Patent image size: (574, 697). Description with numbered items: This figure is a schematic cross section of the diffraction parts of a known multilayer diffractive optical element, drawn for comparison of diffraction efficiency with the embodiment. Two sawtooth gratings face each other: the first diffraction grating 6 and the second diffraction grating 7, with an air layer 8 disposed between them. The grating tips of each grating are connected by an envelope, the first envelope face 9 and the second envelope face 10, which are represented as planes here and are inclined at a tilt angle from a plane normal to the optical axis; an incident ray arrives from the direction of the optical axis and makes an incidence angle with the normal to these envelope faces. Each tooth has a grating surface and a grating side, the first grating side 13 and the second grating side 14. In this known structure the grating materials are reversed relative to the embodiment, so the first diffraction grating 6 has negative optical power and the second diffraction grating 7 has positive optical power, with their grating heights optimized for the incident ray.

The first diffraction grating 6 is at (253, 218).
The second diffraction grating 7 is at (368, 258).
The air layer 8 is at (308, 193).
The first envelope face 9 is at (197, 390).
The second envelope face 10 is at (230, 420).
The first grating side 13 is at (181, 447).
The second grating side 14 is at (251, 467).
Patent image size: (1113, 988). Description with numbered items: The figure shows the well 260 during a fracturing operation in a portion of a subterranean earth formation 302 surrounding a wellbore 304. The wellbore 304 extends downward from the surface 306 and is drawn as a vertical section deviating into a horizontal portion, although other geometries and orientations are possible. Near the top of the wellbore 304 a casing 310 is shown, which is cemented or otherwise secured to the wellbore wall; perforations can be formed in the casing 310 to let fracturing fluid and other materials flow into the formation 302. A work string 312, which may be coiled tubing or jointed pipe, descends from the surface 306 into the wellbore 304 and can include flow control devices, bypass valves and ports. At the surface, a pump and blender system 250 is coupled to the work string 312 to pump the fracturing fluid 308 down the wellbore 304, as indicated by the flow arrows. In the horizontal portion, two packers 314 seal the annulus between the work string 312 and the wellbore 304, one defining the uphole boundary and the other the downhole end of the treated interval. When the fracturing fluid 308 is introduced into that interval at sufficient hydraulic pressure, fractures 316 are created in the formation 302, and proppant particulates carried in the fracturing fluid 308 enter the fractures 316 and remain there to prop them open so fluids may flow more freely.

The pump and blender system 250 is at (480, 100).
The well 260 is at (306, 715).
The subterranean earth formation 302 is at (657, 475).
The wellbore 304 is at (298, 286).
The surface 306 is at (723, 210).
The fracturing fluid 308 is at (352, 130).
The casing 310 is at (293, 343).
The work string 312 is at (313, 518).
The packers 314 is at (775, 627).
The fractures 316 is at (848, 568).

☆ ☆ ☆ ☆

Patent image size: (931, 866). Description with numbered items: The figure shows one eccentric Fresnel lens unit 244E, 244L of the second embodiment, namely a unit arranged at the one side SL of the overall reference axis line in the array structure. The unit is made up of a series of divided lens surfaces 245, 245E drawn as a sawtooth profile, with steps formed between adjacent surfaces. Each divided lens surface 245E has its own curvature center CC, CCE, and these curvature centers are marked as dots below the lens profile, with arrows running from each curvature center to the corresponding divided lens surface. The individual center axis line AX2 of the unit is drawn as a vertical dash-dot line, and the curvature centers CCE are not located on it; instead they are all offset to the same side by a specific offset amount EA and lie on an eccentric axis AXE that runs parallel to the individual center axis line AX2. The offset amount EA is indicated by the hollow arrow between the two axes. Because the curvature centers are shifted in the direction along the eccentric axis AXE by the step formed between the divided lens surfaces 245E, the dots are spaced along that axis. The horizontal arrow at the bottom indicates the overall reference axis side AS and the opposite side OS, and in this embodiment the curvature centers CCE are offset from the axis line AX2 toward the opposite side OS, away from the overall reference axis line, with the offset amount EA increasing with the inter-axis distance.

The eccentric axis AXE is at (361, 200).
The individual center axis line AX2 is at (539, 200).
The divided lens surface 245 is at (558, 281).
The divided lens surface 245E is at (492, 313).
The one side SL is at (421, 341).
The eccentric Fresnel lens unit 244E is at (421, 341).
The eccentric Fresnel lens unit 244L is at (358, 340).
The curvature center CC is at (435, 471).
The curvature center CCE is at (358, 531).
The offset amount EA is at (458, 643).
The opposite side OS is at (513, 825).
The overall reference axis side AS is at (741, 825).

☆ ☆ ☆ ☆

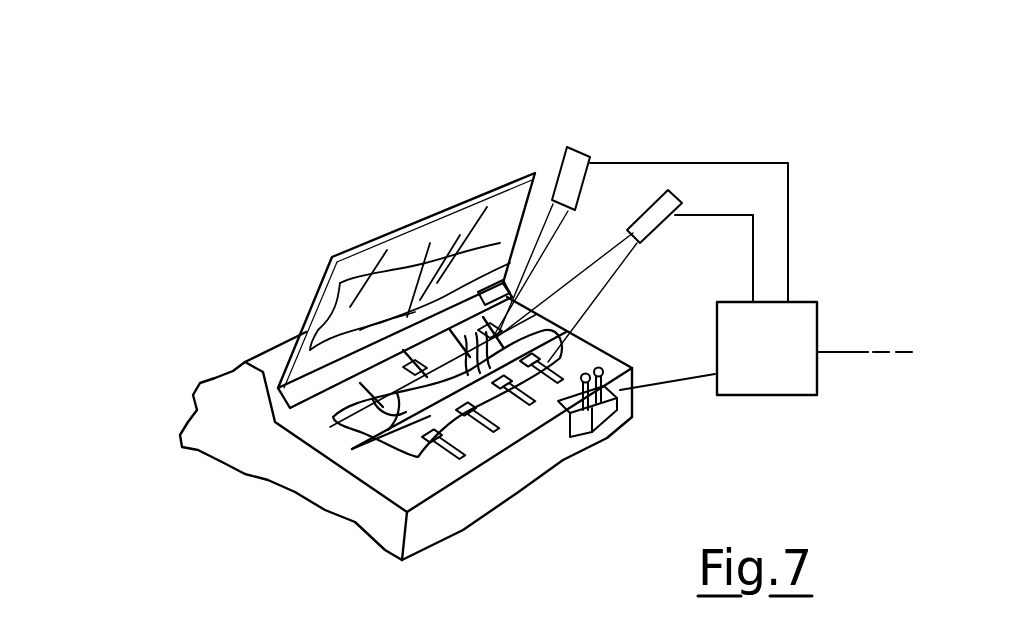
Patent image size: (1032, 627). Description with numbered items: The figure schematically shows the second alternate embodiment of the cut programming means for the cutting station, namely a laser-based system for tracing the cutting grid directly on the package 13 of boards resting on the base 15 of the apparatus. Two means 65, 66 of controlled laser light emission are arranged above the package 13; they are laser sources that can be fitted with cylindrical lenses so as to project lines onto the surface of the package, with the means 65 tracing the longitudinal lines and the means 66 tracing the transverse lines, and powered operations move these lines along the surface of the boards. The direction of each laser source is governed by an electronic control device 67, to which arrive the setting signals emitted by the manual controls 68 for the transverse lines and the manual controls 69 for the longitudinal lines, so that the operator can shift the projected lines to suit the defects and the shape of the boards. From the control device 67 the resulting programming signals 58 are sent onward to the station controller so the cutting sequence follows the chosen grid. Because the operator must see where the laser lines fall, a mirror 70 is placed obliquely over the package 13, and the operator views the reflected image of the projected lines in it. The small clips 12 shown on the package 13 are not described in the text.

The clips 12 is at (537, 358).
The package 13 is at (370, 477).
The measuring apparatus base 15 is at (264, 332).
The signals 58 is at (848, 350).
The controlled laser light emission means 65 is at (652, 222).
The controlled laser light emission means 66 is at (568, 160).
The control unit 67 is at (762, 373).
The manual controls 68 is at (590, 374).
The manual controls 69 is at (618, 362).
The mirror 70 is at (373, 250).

☆ ☆ ☆ ☆

* Problem requirements *
Rewrite the listing from the line with "Patent image size: (574, 697)." up to and including the line with "The second grating side 14 is at (251, 467).", putting "sectional view" in place of "cross section" and keeping everything else the same.

* Solved problem *
Patent image size: (574, 697). Description with numbered items: This figure is a schematic sectional view of the diffraction parts of a known multilayer diffractive optical element, drawn for comparison of diffraction efficiency with the embodiment. Two sawtooth gratings face each other: the first diffraction grating 6 and the second diffraction grating 7, with an air layer 8 disposed between them. The grating tips of each grating are connected by an envelope, the first envelope face 9 and the second envelope face 10, which are represented as planes here and are inclined at a tilt angle from a plane normal to the optical axis; an incident ray arrives from the direction of the optical axis and makes an incidence angle with the normal to these envelope faces. Each tooth has a grating surface and a grating side, the first grating side 13 and the second grating side 14. In this known structure the grating materials are reversed relative to the embodiment, so the first diffraction grating 6 has negative optical power and the second diffraction grating 7 has positive optical power, with their grating heights optimized for the incident ray.

The first diffraction grating 6 is at (253, 218).
The second diffraction grating 7 is at (368, 258).
The air layer 8 is at (308, 193).
The first envelope face 9 is at (197, 390).
The second envelope face 10 is at (230, 420).
The first grating side 13 is at (181, 447).
The second grating side 14 is at (251, 467).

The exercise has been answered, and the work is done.